→ DATA ENTRIES:
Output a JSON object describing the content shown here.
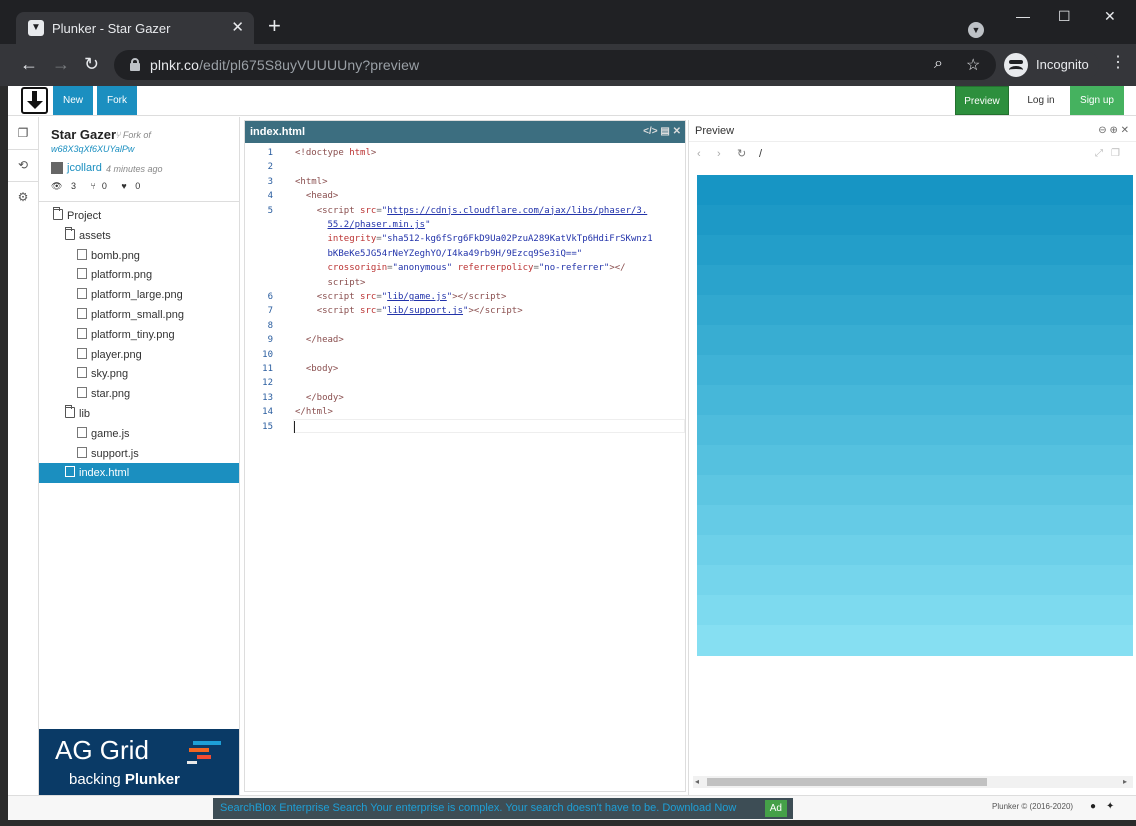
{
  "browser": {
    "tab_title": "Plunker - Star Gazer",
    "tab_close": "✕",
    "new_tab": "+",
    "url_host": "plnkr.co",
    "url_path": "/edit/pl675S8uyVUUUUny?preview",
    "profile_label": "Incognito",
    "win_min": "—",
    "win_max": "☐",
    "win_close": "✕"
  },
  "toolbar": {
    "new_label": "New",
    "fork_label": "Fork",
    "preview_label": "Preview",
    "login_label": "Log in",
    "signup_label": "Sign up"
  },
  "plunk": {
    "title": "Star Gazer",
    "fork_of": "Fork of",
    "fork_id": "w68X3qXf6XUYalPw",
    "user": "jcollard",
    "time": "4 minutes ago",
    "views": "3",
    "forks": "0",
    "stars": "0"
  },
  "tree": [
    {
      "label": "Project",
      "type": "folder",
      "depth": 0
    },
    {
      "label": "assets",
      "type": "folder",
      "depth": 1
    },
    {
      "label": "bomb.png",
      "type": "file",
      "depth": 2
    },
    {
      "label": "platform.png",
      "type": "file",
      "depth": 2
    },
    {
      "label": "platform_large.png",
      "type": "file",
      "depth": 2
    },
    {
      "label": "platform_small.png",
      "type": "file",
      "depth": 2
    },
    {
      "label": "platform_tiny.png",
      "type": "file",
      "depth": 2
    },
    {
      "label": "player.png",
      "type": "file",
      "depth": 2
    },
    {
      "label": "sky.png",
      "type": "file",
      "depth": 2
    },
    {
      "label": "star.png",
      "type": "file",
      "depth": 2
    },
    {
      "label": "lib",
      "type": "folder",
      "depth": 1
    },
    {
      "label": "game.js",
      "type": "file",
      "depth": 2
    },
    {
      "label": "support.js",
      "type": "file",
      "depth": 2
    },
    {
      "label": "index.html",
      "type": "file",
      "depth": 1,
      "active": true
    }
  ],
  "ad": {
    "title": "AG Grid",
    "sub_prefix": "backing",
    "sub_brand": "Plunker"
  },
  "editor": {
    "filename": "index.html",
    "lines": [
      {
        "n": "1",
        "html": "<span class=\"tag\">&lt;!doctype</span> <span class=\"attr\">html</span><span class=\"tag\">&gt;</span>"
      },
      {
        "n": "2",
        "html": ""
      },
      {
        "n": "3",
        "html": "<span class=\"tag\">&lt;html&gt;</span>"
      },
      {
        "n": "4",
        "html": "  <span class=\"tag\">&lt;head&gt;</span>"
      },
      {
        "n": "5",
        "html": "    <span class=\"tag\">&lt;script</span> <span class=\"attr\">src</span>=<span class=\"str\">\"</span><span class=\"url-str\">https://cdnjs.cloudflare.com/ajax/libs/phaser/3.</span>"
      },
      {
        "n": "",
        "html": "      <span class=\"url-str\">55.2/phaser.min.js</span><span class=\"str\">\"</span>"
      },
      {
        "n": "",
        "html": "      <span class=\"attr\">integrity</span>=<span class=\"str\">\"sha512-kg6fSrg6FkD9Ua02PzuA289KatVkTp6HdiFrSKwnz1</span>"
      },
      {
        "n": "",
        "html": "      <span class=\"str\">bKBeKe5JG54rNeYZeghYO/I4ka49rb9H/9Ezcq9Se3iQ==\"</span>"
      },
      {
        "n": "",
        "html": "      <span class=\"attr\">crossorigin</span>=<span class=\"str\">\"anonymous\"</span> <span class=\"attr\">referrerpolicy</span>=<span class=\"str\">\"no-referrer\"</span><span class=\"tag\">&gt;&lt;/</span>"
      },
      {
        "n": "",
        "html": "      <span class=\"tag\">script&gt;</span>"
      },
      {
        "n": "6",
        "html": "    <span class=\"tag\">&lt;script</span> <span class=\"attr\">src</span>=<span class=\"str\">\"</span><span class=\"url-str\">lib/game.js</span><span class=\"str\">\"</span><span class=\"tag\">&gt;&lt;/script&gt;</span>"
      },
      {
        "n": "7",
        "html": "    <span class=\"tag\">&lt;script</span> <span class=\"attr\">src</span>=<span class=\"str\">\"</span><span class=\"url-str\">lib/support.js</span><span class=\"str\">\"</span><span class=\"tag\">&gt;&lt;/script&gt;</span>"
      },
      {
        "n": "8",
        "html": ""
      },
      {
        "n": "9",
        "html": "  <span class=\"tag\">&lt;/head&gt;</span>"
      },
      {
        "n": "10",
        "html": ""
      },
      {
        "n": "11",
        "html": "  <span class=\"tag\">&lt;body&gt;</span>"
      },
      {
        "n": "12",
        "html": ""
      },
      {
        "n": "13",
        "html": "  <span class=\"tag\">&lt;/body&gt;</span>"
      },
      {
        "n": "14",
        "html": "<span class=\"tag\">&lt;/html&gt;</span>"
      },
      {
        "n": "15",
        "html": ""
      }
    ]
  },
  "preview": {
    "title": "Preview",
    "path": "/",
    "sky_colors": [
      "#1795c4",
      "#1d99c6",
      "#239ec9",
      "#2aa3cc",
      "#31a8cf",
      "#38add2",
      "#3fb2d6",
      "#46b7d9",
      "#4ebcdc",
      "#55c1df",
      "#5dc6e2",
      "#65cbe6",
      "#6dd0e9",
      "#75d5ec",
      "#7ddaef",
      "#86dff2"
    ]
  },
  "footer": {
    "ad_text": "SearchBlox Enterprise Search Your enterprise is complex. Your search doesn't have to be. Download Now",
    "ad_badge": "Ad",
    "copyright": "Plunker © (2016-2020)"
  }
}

→ EXERCISE GOAL: Go through the entries above and output them exactly, without pictures.

→ RESPONSE TO THIS EXERCISE:
Output a JSON object describing the content shown here.
{
  "browser": {
    "tab_title": "Plunker - Star Gazer",
    "tab_close": "✕",
    "new_tab": "+",
    "url_host": "plnkr.co",
    "url_path": "/edit/pl675S8uyVUUUUny?preview",
    "profile_label": "Incognito",
    "win_min": "—",
    "win_max": "☐",
    "win_close": "✕"
  },
  "toolbar": {
    "new_label": "New",
    "fork_label": "Fork",
    "preview_label": "Preview",
    "login_label": "Log in",
    "signup_label": "Sign up"
  },
  "plunk": {
    "title": "Star Gazer",
    "fork_of": "Fork of",
    "fork_id": "w68X3qXf6XUYalPw",
    "user": "jcollard",
    "time": "4 minutes ago",
    "views": "3",
    "forks": "0",
    "stars": "0"
  },
  "tree": [
    {
      "label": "Project",
      "type": "folder",
      "depth": 0
    },
    {
      "label": "assets",
      "type": "folder",
      "depth": 1
    },
    {
      "label": "bomb.png",
      "type": "file",
      "depth": 2
    },
    {
      "label": "platform.png",
      "type": "file",
      "depth": 2
    },
    {
      "label": "platform_large.png",
      "type": "file",
      "depth": 2
    },
    {
      "label": "platform_small.png",
      "type": "file",
      "depth": 2
    },
    {
      "label": "platform_tiny.png",
      "type": "file",
      "depth": 2
    },
    {
      "label": "player.png",
      "type": "file",
      "depth": 2
    },
    {
      "label": "sky.png",
      "type": "file",
      "depth": 2
    },
    {
      "label": "star.png",
      "type": "file",
      "depth": 2
    },
    {
      "label": "lib",
      "type": "folder",
      "depth": 1
    },
    {
      "label": "game.js",
      "type": "file",
      "depth": 2
    },
    {
      "label": "support.js",
      "type": "file",
      "depth": 2
    },
    {
      "label": "index.html",
      "type": "file",
      "depth": 1,
      "active": true
    }
  ],
  "ad": {
    "title": "AG Grid",
    "sub_prefix": "backing",
    "sub_brand": "Plunker"
  },
  "editor": {
    "filename": "index.html",
    "lines": [
      {
        "n": "1",
        "html": "<span class=\"tag\">&lt;!doctype</span> <span class=\"attr\">html</span><span class=\"tag\">&gt;</span>"
      },
      {
        "n": "2",
        "html": ""
      },
      {
        "n": "3",
        "html": "<span class=\"tag\">&lt;html&gt;</span>"
      },
      {
        "n": "4",
        "html": "  <span class=\"tag\">&lt;head&gt;</span>"
      },
      {
        "n": "5",
        "html": "    <span class=\"tag\">&lt;script</span> <span class=\"attr\">src</span>=<span class=\"str\">\"</span><span class=\"url-str\">https://cdnjs.cloudflare.com/ajax/libs/phaser/3.</span>"
      },
      {
        "n": "",
        "html": "      <span class=\"url-str\">55.2/phaser.min.js</span><span class=\"str\">\"</span>"
      },
      {
        "n": "",
        "html": "      <span class=\"attr\">integrity</span>=<span class=\"str\">\"sha512-kg6fSrg6FkD9Ua02PzuA289KatVkTp6HdiFrSKwnz1</span>"
      },
      {
        "n": "",
        "html": "      <span class=\"str\">bKBeKe5JG54rNeYZeghYO/I4ka49rb9H/9Ezcq9Se3iQ==\"</span>"
      },
      {
        "n": "",
        "html": "      <span class=\"attr\">crossorigin</span>=<span class=\"str\">\"anonymous\"</span> <span class=\"attr\">referrerpolicy</span>=<span class=\"str\">\"no-referrer\"</span><span class=\"tag\">&gt;&lt;/</span>"
      },
      {
        "n": "",
        "html": "      <span class=\"tag\">script&gt;</span>"
      },
      {
        "n": "6",
        "html": "    <span class=\"tag\">&lt;script</span> <span class=\"attr\">src</span>=<span class=\"str\">\"</span><span class=\"url-str\">lib/game.js</span><span class=\"str\">\"</span><span class=\"tag\">&gt;&lt;/script&gt;</span>"
      },
      {
        "n": "7",
        "html": "    <span class=\"tag\">&lt;script</span> <span class=\"attr\">src</span>=<span class=\"str\">\"</span><span class=\"url-str\">lib/support.js</span><span class=\"str\">\"</span><span class=\"tag\">&gt;&lt;/script&gt;</span>"
      },
      {
        "n": "8",
        "html": ""
      },
      {
        "n": "9",
        "html": "  <span class=\"tag\">&lt;/head&gt;</span>"
      },
      {
        "n": "10",
        "html": ""
      },
      {
        "n": "11",
        "html": "  <span class=\"tag\">&lt;body&gt;</span>"
      },
      {
        "n": "12",
        "html": ""
      },
      {
        "n": "13",
        "html": "  <span class=\"tag\">&lt;/body&gt;</span>"
      },
      {
        "n": "14",
        "html": "<span class=\"tag\">&lt;/html&gt;</span>"
      },
      {
        "n": "15",
        "html": ""
      }
    ]
  },
  "preview": {
    "title": "Preview",
    "path": "/",
    "sky_colors": [
      "#1795c4",
      "#1d99c6",
      "#239ec9",
      "#2aa3cc",
      "#31a8cf",
      "#38add2",
      "#3fb2d6",
      "#46b7d9",
      "#4ebcdc",
      "#55c1df",
      "#5dc6e2",
      "#65cbe6",
      "#6dd0e9",
      "#75d5ec",
      "#7ddaef",
      "#86dff2"
    ]
  },
  "footer": {
    "ad_text": "SearchBlox Enterprise Search Your enterprise is complex. Your search doesn't have to be. Download Now",
    "ad_badge": "Ad",
    "copyright": "Plunker © (2016-2020)"
  }
}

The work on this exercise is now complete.